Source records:
- - - -

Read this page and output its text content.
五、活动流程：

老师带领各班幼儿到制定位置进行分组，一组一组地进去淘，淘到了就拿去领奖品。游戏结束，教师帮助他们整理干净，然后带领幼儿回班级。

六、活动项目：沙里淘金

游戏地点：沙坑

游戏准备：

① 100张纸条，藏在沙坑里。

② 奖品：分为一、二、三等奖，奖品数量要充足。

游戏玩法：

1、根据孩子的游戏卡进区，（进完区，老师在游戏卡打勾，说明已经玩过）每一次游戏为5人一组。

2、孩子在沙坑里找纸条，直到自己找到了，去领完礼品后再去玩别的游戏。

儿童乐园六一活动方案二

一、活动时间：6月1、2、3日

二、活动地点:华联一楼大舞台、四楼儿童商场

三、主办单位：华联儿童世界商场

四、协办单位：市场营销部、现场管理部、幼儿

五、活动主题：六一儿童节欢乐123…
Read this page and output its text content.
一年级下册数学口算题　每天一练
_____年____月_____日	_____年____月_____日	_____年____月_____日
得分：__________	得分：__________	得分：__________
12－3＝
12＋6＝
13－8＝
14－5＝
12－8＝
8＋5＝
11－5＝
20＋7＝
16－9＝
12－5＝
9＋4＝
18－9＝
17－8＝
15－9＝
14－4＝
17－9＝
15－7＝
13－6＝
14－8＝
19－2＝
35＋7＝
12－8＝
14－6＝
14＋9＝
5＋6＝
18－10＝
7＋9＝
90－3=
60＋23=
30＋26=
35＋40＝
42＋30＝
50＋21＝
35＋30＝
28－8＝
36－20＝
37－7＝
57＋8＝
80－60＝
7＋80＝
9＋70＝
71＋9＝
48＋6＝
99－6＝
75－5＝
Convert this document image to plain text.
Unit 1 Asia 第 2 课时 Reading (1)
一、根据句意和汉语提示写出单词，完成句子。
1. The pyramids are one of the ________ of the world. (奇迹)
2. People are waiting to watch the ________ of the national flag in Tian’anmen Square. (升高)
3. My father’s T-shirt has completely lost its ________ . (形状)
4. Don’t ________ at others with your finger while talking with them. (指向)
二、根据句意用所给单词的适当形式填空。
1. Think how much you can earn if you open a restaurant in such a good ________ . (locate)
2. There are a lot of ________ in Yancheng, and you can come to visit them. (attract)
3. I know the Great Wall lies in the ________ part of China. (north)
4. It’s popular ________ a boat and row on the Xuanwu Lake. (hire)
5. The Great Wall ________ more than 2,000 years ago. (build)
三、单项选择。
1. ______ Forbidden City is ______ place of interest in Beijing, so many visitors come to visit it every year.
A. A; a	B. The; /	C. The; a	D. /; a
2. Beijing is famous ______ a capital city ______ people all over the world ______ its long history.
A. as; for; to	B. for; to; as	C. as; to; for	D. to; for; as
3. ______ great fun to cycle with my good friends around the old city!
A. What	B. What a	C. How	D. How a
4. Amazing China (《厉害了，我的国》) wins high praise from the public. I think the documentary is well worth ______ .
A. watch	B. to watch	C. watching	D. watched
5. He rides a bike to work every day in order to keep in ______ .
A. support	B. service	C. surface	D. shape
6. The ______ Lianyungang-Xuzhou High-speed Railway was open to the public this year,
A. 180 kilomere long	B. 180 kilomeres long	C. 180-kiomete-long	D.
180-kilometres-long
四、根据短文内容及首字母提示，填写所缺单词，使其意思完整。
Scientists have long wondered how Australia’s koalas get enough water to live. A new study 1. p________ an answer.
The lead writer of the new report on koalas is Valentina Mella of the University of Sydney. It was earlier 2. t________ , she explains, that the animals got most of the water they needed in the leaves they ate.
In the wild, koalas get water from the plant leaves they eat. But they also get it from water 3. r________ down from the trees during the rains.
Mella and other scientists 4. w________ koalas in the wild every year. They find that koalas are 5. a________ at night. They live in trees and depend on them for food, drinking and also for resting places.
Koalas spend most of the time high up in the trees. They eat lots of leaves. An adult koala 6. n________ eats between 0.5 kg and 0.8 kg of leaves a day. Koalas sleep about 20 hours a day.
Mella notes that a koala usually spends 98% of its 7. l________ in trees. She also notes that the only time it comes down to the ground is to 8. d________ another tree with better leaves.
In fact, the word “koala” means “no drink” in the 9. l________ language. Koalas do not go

- - - -

_Exercise_.
All of the material above needs to be copied exactly.

_Exercise response_.
Read this page and output its text content.
五、活动流程：

老师带领各班幼儿到制定位置进行分组，一组一组地进去淘，淘到了就拿去领奖品。游戏结束，教师帮助他们整理干净，然后带领幼儿回班级。

六、活动项目：沙里淘金

游戏地点：沙坑

游戏准备：

① 100张纸条，藏在沙坑里。

② 奖品：分为一、二、三等奖，奖品数量要充足。

游戏玩法：

1、根据孩子的游戏卡进区，（进完区，老师在游戏卡打勾，说明已经玩过）每一次游戏为5人一组。

2、孩子在沙坑里找纸条，直到自己找到了，去领完礼品后再去玩别的游戏。

儿童乐园六一活动方案二

一、活动时间：6月1、2、3日

二、活动地点:华联一楼大舞台、四楼儿童商场

三、主办单位：华联儿童世界商场

四、协办单位：市场营销部、现场管理部、幼儿

五、活动主题：六一儿童节欢乐123…
Read this page and output its text content.
一年级下册数学口算题　每天一练
_____年____月_____日	_____年____月_____日	_____年____月_____日
得分：__________	得分：__________	得分：__________
12－3＝
12＋6＝
13－8＝
14－5＝
12－8＝
8＋5＝
11－5＝
20＋7＝
16－9＝
12－5＝
9＋4＝
18－9＝
17－8＝
15－9＝
14－4＝
17－9＝
15－7＝
13－6＝
14－8＝
19－2＝
35＋7＝
12－8＝
14－6＝
14＋9＝
5＋6＝
18－10＝
7＋9＝
90－3=
60＋23=
30＋26=
35＋40＝
42＋30＝
50＋21＝
35＋30＝
28－8＝
36－20＝
37－7＝
57＋8＝
80－60＝
7＋80＝
9＋70＝
71＋9＝
48＋6＝
99－6＝
75－5＝
Convert this document image to plain text.
Unit 1 Asia 第 2 课时 Reading (1)
一、根据句意和汉语提示写出单词，完成句子。
1. The pyramids are one of the ________ of the world. (奇迹)
2. People are waiting to watch the ________ of the national flag in Tian’anmen Square. (升高)
3. My father’s T-shirt has completely lost its ________ . (形状)
4. Don’t ________ at others with your finger while talking with them. (指向)
二、根据句意用所给单词的适当形式填空。
1. Think how much you can earn if you open a restaurant in such a good ________ . (locate)
2. There are a lot of ________ in Yancheng, and you can come to visit them. (attract)
3. I know the Great Wall lies in the ________ part of China. (north)
4. It’s popular ________ a boat and row on the Xuanwu Lake. (hire)
5. The Great Wall ________ more than 2,000 years ago. (build)
三、单项选择。
1. ______ Forbidden City is ______ place of interest in Beijing, so many visitors come to visit it every year.
A. A; a	B. The; /	C. The; a	D. /; a
2. Beijing is famous ______ a capital city ______ people all over the world ______ its long history.
A. as; for; to	B. for; to; as	C. as; to; for	D. to; for; as
3. ______ great fun to cycle with my good friends around the old city!
A. What	B. What a	C. How	D. How a
4. Amazing China (《厉害了，我的国》) wins high praise from the public. I think the documentary is well worth ______ .
A. watch	B. to watch	C. watching	D. watched
5. He rides a bike to work every day in order to keep in ______ .
A. support	B. service	C. surface	D. shape
6. The ______ Lianyungang-Xuzhou High-speed Railway was open to the public this year,
A. 180 kilomere long	B. 180 kilomeres long	C. 180-kiomete-long	D.
180-kilometres-long
四、根据短文内容及首字母提示，填写所缺单词，使其意思完整。
Scientists have long wondered how Australia’s koalas get enough water to live. A new study 1. p________ an answer.
The lead writer of the new report on koalas is Valentina Mella of the University of Sydney. It was earlier 2. t________ , she explains, that the animals got most of the water they needed in the leaves they ate.
In the wild, koalas get water from the plant leaves they eat. But they also get it from water 3. r________ down from the trees during the rains.
Mella and other scientists 4. w________ koalas in the wild every year. They find that koalas are 5. a________ at night. They live in trees and depend on them for food, drinking and also for resting places.
Koalas spend most of the time high up in the trees. They eat lots of leaves. An adult koala 6. n________ eats between 0.5 kg and 0.8 kg of leaves a day. Koalas sleep about 20 hours a day.
Mella notes that a koala usually spends 98% of its 7. l________ in trees. She also notes that the only time it comes down to the ground is to 8. d________ another tree with better leaves.
In fact, the word “koala” means “no drink” in the 9. l________ language. Koalas do not go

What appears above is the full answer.